— start of Data excerpts —

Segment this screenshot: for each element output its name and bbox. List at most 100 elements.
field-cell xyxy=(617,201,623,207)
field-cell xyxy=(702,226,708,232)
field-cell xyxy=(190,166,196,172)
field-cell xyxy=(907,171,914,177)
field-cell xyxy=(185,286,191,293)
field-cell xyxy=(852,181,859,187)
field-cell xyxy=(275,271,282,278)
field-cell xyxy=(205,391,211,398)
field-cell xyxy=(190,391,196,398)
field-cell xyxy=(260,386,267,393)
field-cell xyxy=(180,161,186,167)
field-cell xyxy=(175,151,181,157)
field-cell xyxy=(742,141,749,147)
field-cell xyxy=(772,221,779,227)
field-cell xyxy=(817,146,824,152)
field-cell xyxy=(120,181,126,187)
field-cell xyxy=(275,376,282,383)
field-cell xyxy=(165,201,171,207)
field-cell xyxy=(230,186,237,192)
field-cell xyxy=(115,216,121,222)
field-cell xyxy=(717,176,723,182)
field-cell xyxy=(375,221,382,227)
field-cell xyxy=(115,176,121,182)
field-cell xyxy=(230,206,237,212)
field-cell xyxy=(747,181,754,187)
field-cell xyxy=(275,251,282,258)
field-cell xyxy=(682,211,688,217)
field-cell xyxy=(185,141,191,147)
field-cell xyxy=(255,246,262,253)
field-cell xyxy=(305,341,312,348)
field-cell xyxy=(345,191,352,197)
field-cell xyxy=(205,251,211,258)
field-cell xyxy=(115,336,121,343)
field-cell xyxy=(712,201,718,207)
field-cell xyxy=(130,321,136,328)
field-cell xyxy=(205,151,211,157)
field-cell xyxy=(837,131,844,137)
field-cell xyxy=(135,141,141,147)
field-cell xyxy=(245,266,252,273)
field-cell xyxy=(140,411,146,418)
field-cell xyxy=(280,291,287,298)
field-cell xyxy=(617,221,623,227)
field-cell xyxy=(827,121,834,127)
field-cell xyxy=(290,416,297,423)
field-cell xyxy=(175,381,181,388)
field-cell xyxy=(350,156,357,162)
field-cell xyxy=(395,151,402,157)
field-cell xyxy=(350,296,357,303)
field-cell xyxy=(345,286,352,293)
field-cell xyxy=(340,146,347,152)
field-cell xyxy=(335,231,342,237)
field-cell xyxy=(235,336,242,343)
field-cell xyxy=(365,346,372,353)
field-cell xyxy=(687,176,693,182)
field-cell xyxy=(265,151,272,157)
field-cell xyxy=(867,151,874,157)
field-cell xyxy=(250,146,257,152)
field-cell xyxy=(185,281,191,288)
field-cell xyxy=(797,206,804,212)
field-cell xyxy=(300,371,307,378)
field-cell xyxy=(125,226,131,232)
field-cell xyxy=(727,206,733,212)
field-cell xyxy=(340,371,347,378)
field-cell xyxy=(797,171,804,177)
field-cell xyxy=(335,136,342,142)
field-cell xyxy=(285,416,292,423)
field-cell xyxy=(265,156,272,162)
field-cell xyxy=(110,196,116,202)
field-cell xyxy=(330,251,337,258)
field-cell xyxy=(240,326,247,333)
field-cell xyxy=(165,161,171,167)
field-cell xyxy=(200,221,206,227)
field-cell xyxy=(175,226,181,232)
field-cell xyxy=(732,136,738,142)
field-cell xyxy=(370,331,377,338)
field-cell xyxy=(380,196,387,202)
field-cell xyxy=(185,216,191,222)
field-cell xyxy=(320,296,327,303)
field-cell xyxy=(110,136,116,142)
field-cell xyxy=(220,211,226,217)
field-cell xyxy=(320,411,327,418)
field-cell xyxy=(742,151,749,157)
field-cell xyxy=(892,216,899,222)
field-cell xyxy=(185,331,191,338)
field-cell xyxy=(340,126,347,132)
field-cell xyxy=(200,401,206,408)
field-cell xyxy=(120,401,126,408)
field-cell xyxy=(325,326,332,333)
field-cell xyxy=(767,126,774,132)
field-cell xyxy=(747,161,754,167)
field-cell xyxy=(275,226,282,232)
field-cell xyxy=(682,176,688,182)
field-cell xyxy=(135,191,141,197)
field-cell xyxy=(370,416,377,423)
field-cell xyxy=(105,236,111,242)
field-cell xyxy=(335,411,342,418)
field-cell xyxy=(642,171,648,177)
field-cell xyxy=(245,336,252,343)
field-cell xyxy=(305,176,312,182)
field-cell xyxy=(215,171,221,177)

— end of Data excerpts —

Present each line of the entries above as a numbered list, omitting any blank lines.

Solution to the problem:
1. Segment this screenshot: for each element output its name and bbox. List at most 100 elements.
2. field-cell xyxy=(617,201,623,207)
3. field-cell xyxy=(702,226,708,232)
4. field-cell xyxy=(190,166,196,172)
5. field-cell xyxy=(907,171,914,177)
6. field-cell xyxy=(185,286,191,293)
7. field-cell xyxy=(852,181,859,187)
8. field-cell xyxy=(275,271,282,278)
9. field-cell xyxy=(205,391,211,398)
10. field-cell xyxy=(190,391,196,398)
11. field-cell xyxy=(260,386,267,393)
12. field-cell xyxy=(180,161,186,167)
13. field-cell xyxy=(175,151,181,157)
14. field-cell xyxy=(742,141,749,147)
15. field-cell xyxy=(772,221,779,227)
16. field-cell xyxy=(817,146,824,152)
17. field-cell xyxy=(120,181,126,187)
18. field-cell xyxy=(275,376,282,383)
19. field-cell xyxy=(165,201,171,207)
20. field-cell xyxy=(230,186,237,192)
21. field-cell xyxy=(115,216,121,222)
22. field-cell xyxy=(717,176,723,182)
23. field-cell xyxy=(375,221,382,227)
24. field-cell xyxy=(115,176,121,182)
25. field-cell xyxy=(230,206,237,212)
26. field-cell xyxy=(747,181,754,187)
27. field-cell xyxy=(275,251,282,258)
28. field-cell xyxy=(682,211,688,217)
29. field-cell xyxy=(185,141,191,147)
30. field-cell xyxy=(255,246,262,253)
31. field-cell xyxy=(305,341,312,348)
32. field-cell xyxy=(345,191,352,197)
33. field-cell xyxy=(205,251,211,258)
34. field-cell xyxy=(115,336,121,343)
35. field-cell xyxy=(712,201,718,207)
36. field-cell xyxy=(130,321,136,328)
37. field-cell xyxy=(205,151,211,157)
38. field-cell xyxy=(837,131,844,137)
39. field-cell xyxy=(135,141,141,147)
40. field-cell xyxy=(245,266,252,273)
41. field-cell xyxy=(140,411,146,418)
42. field-cell xyxy=(280,291,287,298)
43. field-cell xyxy=(617,221,623,227)
44. field-cell xyxy=(827,121,834,127)
45. field-cell xyxy=(290,416,297,423)
46. field-cell xyxy=(175,381,181,388)
47. field-cell xyxy=(350,156,357,162)
48. field-cell xyxy=(395,151,402,157)
49. field-cell xyxy=(350,296,357,303)
50. field-cell xyxy=(345,286,352,293)
51. field-cell xyxy=(340,146,347,152)
52. field-cell xyxy=(335,231,342,237)
53. field-cell xyxy=(235,336,242,343)
54. field-cell xyxy=(365,346,372,353)
55. field-cell xyxy=(687,176,693,182)
56. field-cell xyxy=(265,151,272,157)
57. field-cell xyxy=(867,151,874,157)
58. field-cell xyxy=(250,146,257,152)
59. field-cell xyxy=(185,281,191,288)
60. field-cell xyxy=(797,206,804,212)
61. field-cell xyxy=(300,371,307,378)
62. field-cell xyxy=(125,226,131,232)
63. field-cell xyxy=(727,206,733,212)
64. field-cell xyxy=(340,371,347,378)
65. field-cell xyxy=(797,171,804,177)
66. field-cell xyxy=(335,136,342,142)
67. field-cell xyxy=(285,416,292,423)
68. field-cell xyxy=(265,156,272,162)
69. field-cell xyxy=(110,196,116,202)
70. field-cell xyxy=(330,251,337,258)
71. field-cell xyxy=(240,326,247,333)
72. field-cell xyxy=(165,161,171,167)
73. field-cell xyxy=(200,221,206,227)
74. field-cell xyxy=(175,226,181,232)
75. field-cell xyxy=(732,136,738,142)
76. field-cell xyxy=(370,331,377,338)
77. field-cell xyxy=(380,196,387,202)
78. field-cell xyxy=(185,216,191,222)
79. field-cell xyxy=(320,296,327,303)
80. field-cell xyxy=(110,136,116,142)
81. field-cell xyxy=(220,211,226,217)
82. field-cell xyxy=(320,411,327,418)
83. field-cell xyxy=(742,151,749,157)
84. field-cell xyxy=(892,216,899,222)
85. field-cell xyxy=(185,331,191,338)
86. field-cell xyxy=(340,126,347,132)
87. field-cell xyxy=(200,401,206,408)
88. field-cell xyxy=(120,401,126,408)
89. field-cell xyxy=(325,326,332,333)
90. field-cell xyxy=(767,126,774,132)
91. field-cell xyxy=(747,161,754,167)
92. field-cell xyxy=(275,226,282,232)
93. field-cell xyxy=(682,176,688,182)
94. field-cell xyxy=(135,191,141,197)
95. field-cell xyxy=(370,416,377,423)
96. field-cell xyxy=(105,236,111,242)
97. field-cell xyxy=(335,411,342,418)
98. field-cell xyxy=(642,171,648,177)
99. field-cell xyxy=(245,336,252,343)
100. field-cell xyxy=(305,176,312,182)
101. field-cell xyxy=(215,171,221,177)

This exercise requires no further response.